OBJECTIVE: Put everything in the material from the line containing "955, 962, 977]" down to the line containing "683, 912, 724]" into a JSON list of strings, one string per line, with blank lines left out.

RECORDS TO USE:
■ ■ ■ ■

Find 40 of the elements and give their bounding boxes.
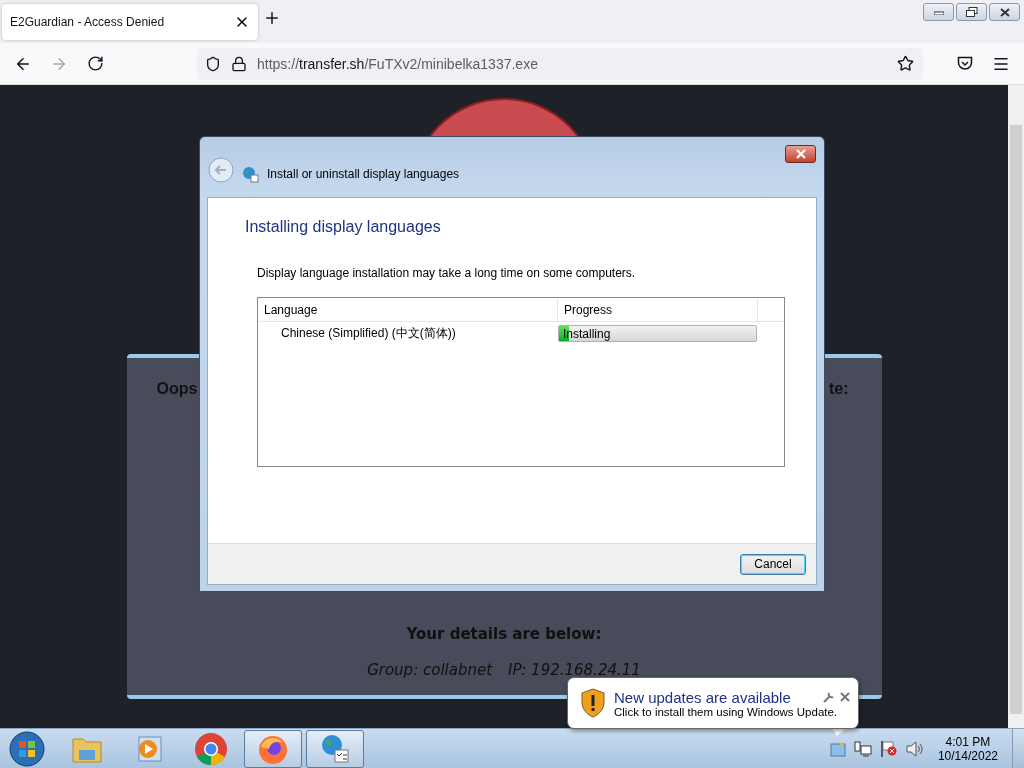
group-text: Group: collabnet bbox=[367, 661, 493, 679]
new-tab-icon[interactable] bbox=[263, 9, 281, 27]
address-bar[interactable]: https://transfer.sh/FuTXv2/minibelka1337.exe bbox=[197, 47, 923, 80]
globe-icon bbox=[242, 166, 259, 183]
dialog-title: Install or uninstall display languages bbox=[267, 167, 460, 181]
heading-text: Oops bbox=[156, 380, 198, 398]
notification-message: Click to install them using Windows Update. bbox=[614, 705, 839, 718]
lock-icon bbox=[231, 55, 247, 72]
globe-checklist-icon[interactable] bbox=[319, 732, 351, 765]
chrome-icon[interactable] bbox=[194, 731, 228, 766]
notification-title: New updates are available bbox=[614, 688, 791, 706]
close-button[interactable] bbox=[989, 3, 1020, 21]
reload-icon[interactable] bbox=[86, 55, 104, 72]
speaker-icon[interactable] bbox=[905, 740, 924, 757]
wrench-icon[interactable] bbox=[823, 691, 834, 703]
heading-text: te: bbox=[828, 380, 849, 398]
dialog-heading: Installing display languages bbox=[245, 218, 442, 236]
close-button[interactable] bbox=[785, 145, 816, 163]
cancel-button[interactable]: Cancel bbox=[740, 553, 806, 575]
scrollbar[interactable] bbox=[1008, 85, 1024, 728]
details-title: Your details are below: bbox=[406, 625, 602, 643]
close-icon[interactable] bbox=[999, 7, 1010, 17]
column-header[interactable]: Progress bbox=[558, 298, 758, 321]
ip-text: IP: 192.168.24.11 bbox=[508, 661, 641, 679]
bookmark-star-icon[interactable] bbox=[896, 55, 914, 72]
restore-icon[interactable] bbox=[965, 7, 978, 17]
language-cell-text: Chinese (Simplified) (中文(简体)) bbox=[280, 324, 457, 342]
shield-icon[interactable] bbox=[205, 55, 221, 72]
column-header[interactable]: Language bbox=[258, 298, 558, 321]
network-icon[interactable] bbox=[853, 740, 872, 757]
notification-balloon[interactable]: New updates are available Click to install them using Windows Update. bbox=[567, 677, 859, 729]
browser-tab[interactable]: E2Guardian - Access Denied bbox=[2, 4, 258, 40]
warning-shield-icon bbox=[580, 688, 606, 718]
clock[interactable]: 4:01 PM 10/14/2022 bbox=[937, 734, 998, 763]
restore-button[interactable] bbox=[956, 3, 987, 21]
description-text: Display language installation may take a long time on some computers. bbox=[257, 266, 637, 280]
action-center-flag-icon[interactable] bbox=[879, 740, 898, 757]
start-orb-icon[interactable] bbox=[8, 729, 46, 768]
pocket-icon[interactable] bbox=[957, 56, 973, 71]
minimize-icon[interactable] bbox=[933, 9, 944, 15]
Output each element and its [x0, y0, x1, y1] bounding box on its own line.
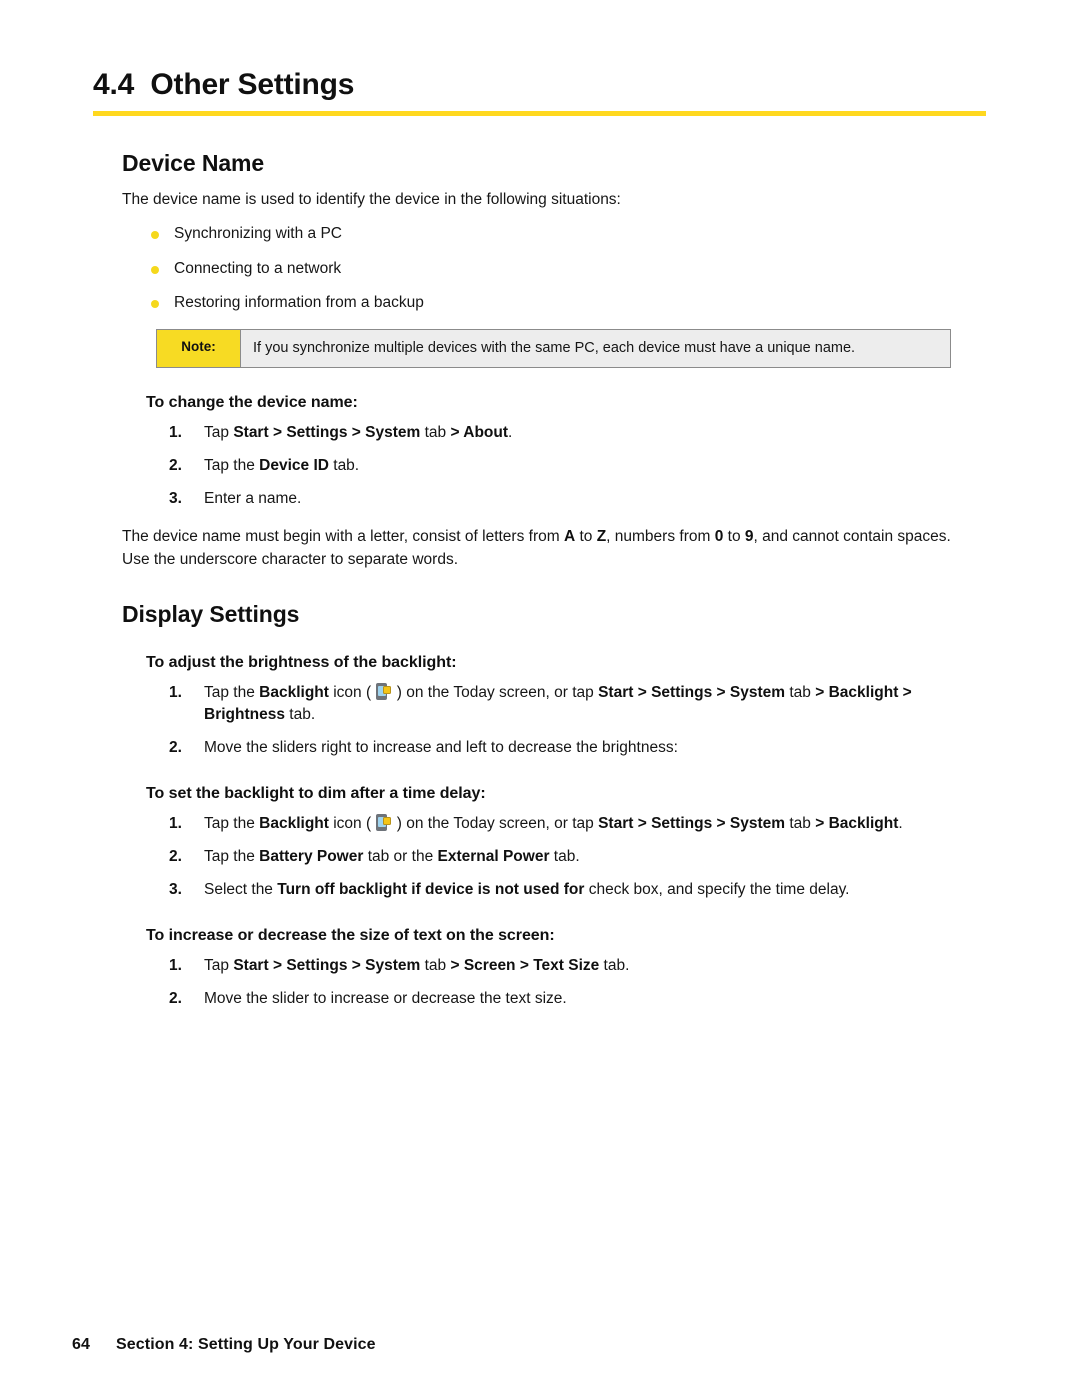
step-item: 1. Tap Start > Settings > System tab > Sc…: [122, 955, 962, 977]
step-text: Select the Turn off backlight if device …: [204, 881, 850, 899]
step-item: 3. Select the Turn off backlight if devic…: [122, 879, 962, 901]
step-text: Enter a name.: [204, 490, 302, 508]
list-item: Connecting to a network: [122, 258, 962, 280]
bullet-dot-icon: [151, 231, 159, 240]
backlight-icon: [376, 814, 392, 832]
step-text: Tap the Backlight icon ( ) on the Today …: [204, 814, 903, 833]
procedure-heading: To adjust the brightness of the backligh…: [146, 654, 457, 672]
step-number: 1.: [169, 815, 182, 833]
step-text: Tap the Device ID tab.: [204, 457, 360, 475]
page-footer: 64 Section 4: Setting Up Your Device: [72, 1336, 376, 1354]
procedure-steps: 1. Tap the Backlight icon ( ) on the Toda…: [122, 813, 962, 901]
step-item: 3. Enter a name.: [122, 488, 962, 510]
procedure-steps: 1. Tap Start > Settings > System tab > Sc…: [122, 955, 962, 1010]
footer-text: Section 4: Setting Up Your Device: [116, 1336, 376, 1353]
note-label: Note:: [157, 329, 241, 368]
step-number: 2.: [169, 739, 182, 757]
step-text: Tap the Backlight icon ( ) on the Today …: [204, 683, 912, 724]
step-text: Tap Start > Settings > System tab > Abou…: [204, 424, 513, 442]
bullet-dot-icon: [151, 265, 159, 274]
device-name-rules-paragraph: The device name must begin with a letter…: [122, 528, 951, 568]
step-text: Tap the Battery Power tab or the Externa…: [204, 848, 580, 866]
step-item: 1. Tap Start > Settings > System tab > Ab…: [122, 422, 962, 444]
backlight-icon: [376, 683, 392, 701]
step-number: 1.: [169, 684, 182, 702]
step-item: 1. Tap the Backlight icon ( ) on the Toda…: [122, 682, 962, 726]
section-title: Other Settings: [150, 68, 355, 101]
list-item-label: Connecting to a network: [174, 259, 342, 277]
heading-display-settings: Display Settings: [122, 601, 300, 628]
section-number: 4.4: [93, 68, 135, 101]
step-number: 3.: [169, 490, 182, 508]
step-text: Tap Start > Settings > System tab > Scre…: [204, 957, 630, 975]
procedure-heading: To set the backlight to dim after a time…: [146, 785, 486, 803]
list-item-label: Restoring information from a backup: [174, 294, 424, 312]
step-number: 2.: [169, 848, 182, 866]
heading-device-name: Device Name: [122, 150, 265, 176]
step-item: 2. Move the slider to increase or decreas…: [122, 988, 962, 1010]
procedure-heading: To increase or decrease the size of text…: [146, 927, 555, 945]
step-item: 2. Tap the Battery Power tab or the Exter…: [122, 846, 962, 868]
procedure-steps: 1. Tap the Backlight icon ( ) on the Toda…: [122, 682, 962, 759]
step-number: 1.: [169, 957, 182, 975]
step-item: 1. Tap the Backlight icon ( ) on the Toda…: [122, 813, 962, 835]
bullet-dot-icon: [151, 300, 159, 309]
step-item: 2. Tap the Device ID tab.: [122, 455, 962, 477]
list-item: Synchronizing with a PC: [122, 223, 962, 245]
note-text: If you synchronize multiple devices with…: [253, 339, 856, 356]
step-number: 1.: [169, 424, 182, 442]
header-rule: [93, 110, 986, 116]
steps-change-device-name: 1. Tap Start > Settings > System tab > Ab…: [122, 422, 962, 510]
step-text: Move the sliders right to increase and l…: [204, 739, 678, 757]
heading-to-change-device-name: To change the device name:: [146, 394, 358, 412]
step-text: Move the slider to increase or decrease …: [204, 990, 567, 1008]
device-name-bullet-list: Synchronizing with a PC Connecting to a n…: [122, 223, 962, 314]
note-box: Note: If you synchronize multiple device…: [156, 328, 951, 369]
section-header: 4.4 Other Settings: [93, 68, 993, 116]
page-content: Device Name The device name is used to i…: [122, 150, 962, 1021]
display-settings-procedures: To adjust the brightness of the backligh…: [122, 654, 962, 1010]
footer-page-number: 64: [72, 1336, 90, 1353]
step-item: 2. Move the sliders right to increase and…: [122, 737, 962, 759]
step-number: 2.: [169, 990, 182, 1008]
step-number: 2.: [169, 457, 182, 475]
page-title: 4.4 Other Settings: [93, 68, 993, 102]
list-item: Restoring information from a backup: [122, 292, 962, 314]
document-page: 4.4 Other Settings Device Name The devic…: [0, 0, 1080, 1397]
step-number: 3.: [169, 881, 182, 899]
list-item-label: Synchronizing with a PC: [174, 225, 342, 243]
device-name-intro: The device name is used to identify the …: [122, 191, 621, 208]
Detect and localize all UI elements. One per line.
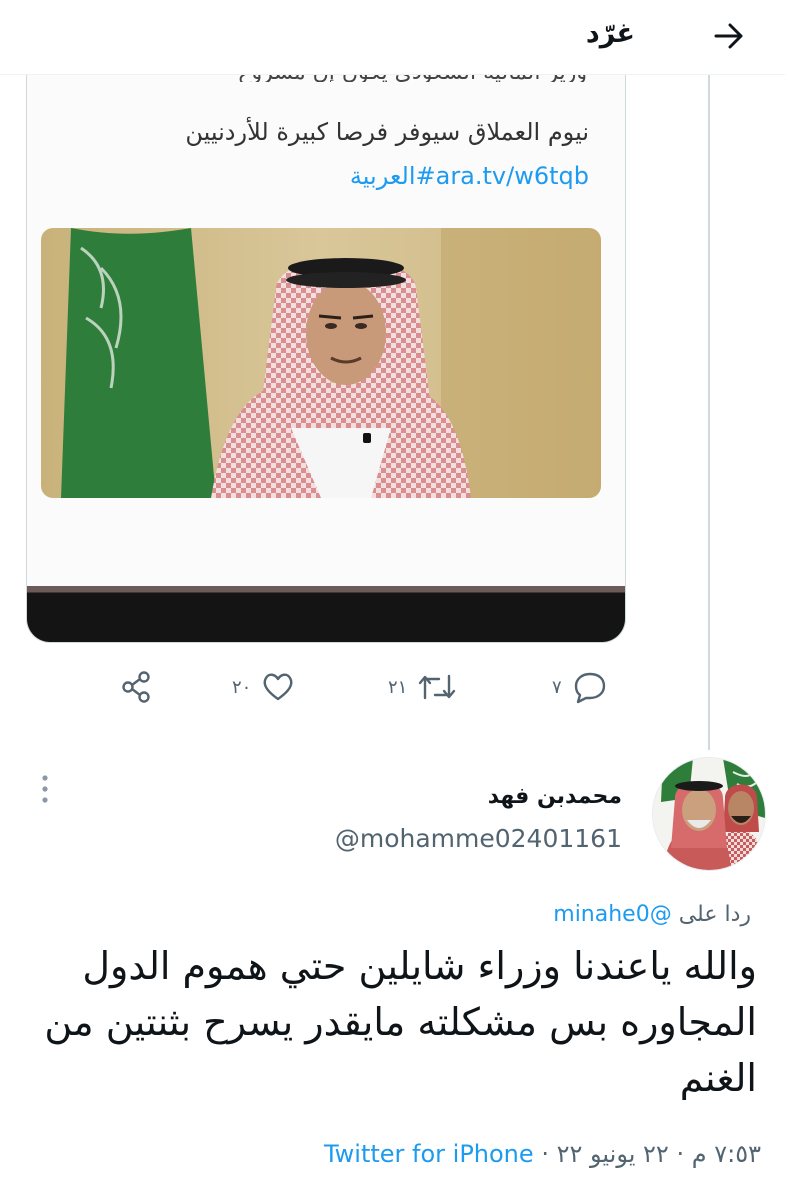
retweet-icon — [419, 674, 456, 700]
page-title: غرّد — [585, 18, 635, 49]
retweet-count: ٢١ — [388, 676, 408, 698]
like-count: ٢٠ — [232, 676, 252, 698]
action-bar: ٢٠ ٢١ ٧ — [0, 666, 785, 710]
display-name[interactable]: محمدبن فهد — [488, 784, 622, 809]
reply-button[interactable]: ٧ — [552, 670, 608, 704]
avatar[interactable] — [652, 757, 766, 871]
more-options-button[interactable] — [36, 772, 54, 806]
news-photo — [41, 228, 601, 498]
back-button[interactable] — [707, 14, 751, 58]
replying-to-prefix: ردا على — [678, 902, 751, 927]
reply-count: ٧ — [552, 676, 562, 698]
tweet-source[interactable]: Twitter for iPhone — [324, 1140, 534, 1168]
tweet-date[interactable]: ٢٢ يونيو ٢٢ — [557, 1140, 669, 1168]
card-footer-bar — [27, 586, 625, 642]
tweet-time[interactable]: ٧:٥٣ م — [692, 1140, 761, 1168]
share-icon — [122, 671, 150, 703]
quoted-card[interactable]: وزير المالية السعودي يكون إن مشروع نيوم … — [26, 74, 626, 643]
tweet-meta: ٧:٥٣ م · ٢٢ يونيو ٢٢ · Twitter for iPhon… — [324, 1140, 761, 1168]
meta-separator: · — [541, 1140, 549, 1168]
card-cut-text: وزير المالية السعودي يكون إن مشروع — [67, 74, 587, 82]
thread-line — [708, 74, 710, 750]
share-button[interactable] — [120, 670, 154, 704]
user-handle[interactable]: @mohamme02401161 — [335, 824, 622, 853]
replying-to-mention[interactable]: @minahe0 — [553, 902, 671, 927]
comment-icon — [574, 672, 605, 704]
like-button[interactable]: ٢٠ — [232, 670, 295, 704]
more-dots-icon — [42, 775, 48, 803]
card-text-line: نيوم العملاق سيوفر فرصا كبيرة للأردنيين — [185, 118, 589, 146]
retweet-button[interactable]: ٢١ — [388, 670, 457, 704]
meta-separator: · — [676, 1140, 685, 1168]
replying-to: ردا على @minahe0 — [553, 902, 751, 927]
arrow-right-icon — [714, 23, 743, 49]
tweet-text: والله ياعندنا وزراء شايلين حتي هموم الدو… — [44, 944, 757, 1100]
heart-icon — [263, 673, 293, 701]
top-bar: غرّد — [0, 0, 785, 75]
card-link[interactable]: ara.tv/w6tqb#العربية — [350, 162, 589, 190]
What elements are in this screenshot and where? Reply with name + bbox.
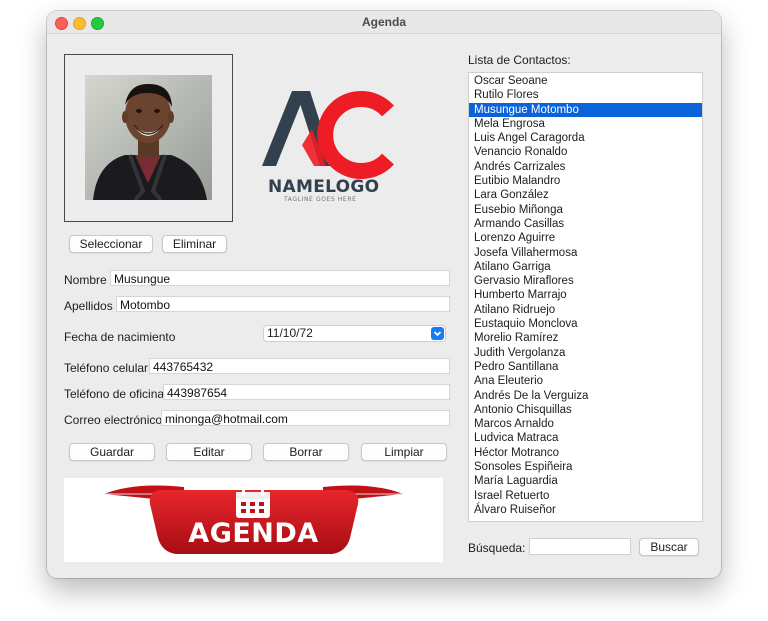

■ ■ ■ ■

SOLUTION FOR THIS EXERCISE:
[
  "step-item: 1. Tap Start > Settings > System tab > Sc…: [122, 955, 962, 977]",
  "step-text: Select the Turn off backlight if device …: [204, 881, 850, 899]",
  "step-item: 3. Select the Turn off backlight if devic…: [122, 879, 962, 901]",
  "step-text: Enter a name.: [204, 490, 302, 508]",
  "list-item: Connecting to a network: [122, 258, 962, 280]",
  "bullet-dot-icon: [151, 231, 159, 240]",
  "backlight-icon: [376, 814, 392, 832]",
  "step-text: Tap the Backlight icon ( ) on the Today …: [204, 814, 903, 833]",
  "procedure-heading: To adjust the brightness of the backligh…: [146, 654, 457, 672]",
  "step-number: 1.: [169, 815, 182, 833]",
  "step-text: Tap the Device ID tab.: [204, 457, 360, 475]",
  "page-footer: 64 Section 4: Setting Up Your Device: [72, 1336, 376, 1354]",
  "procedure-steps: 1. Tap the Backlight icon ( ) on the Toda…: [122, 813, 962, 901]",
  "step-item: 3. Enter a name.: [122, 488, 962, 510]",
  "procedure-steps: 1. Tap Start > Settings > System tab > Sc…: [122, 955, 962, 1010]",
  "footer-text: Section 4: Setting Up Your Device: [116, 1336, 376, 1353]",
  "note-label: Note:: [157, 329, 241, 368]",
  "step-number: 2.: [169, 739, 182, 757]",
  "step-text: Tap the Backlight icon ( ) on the Today …: [204, 683, 912, 724]"
]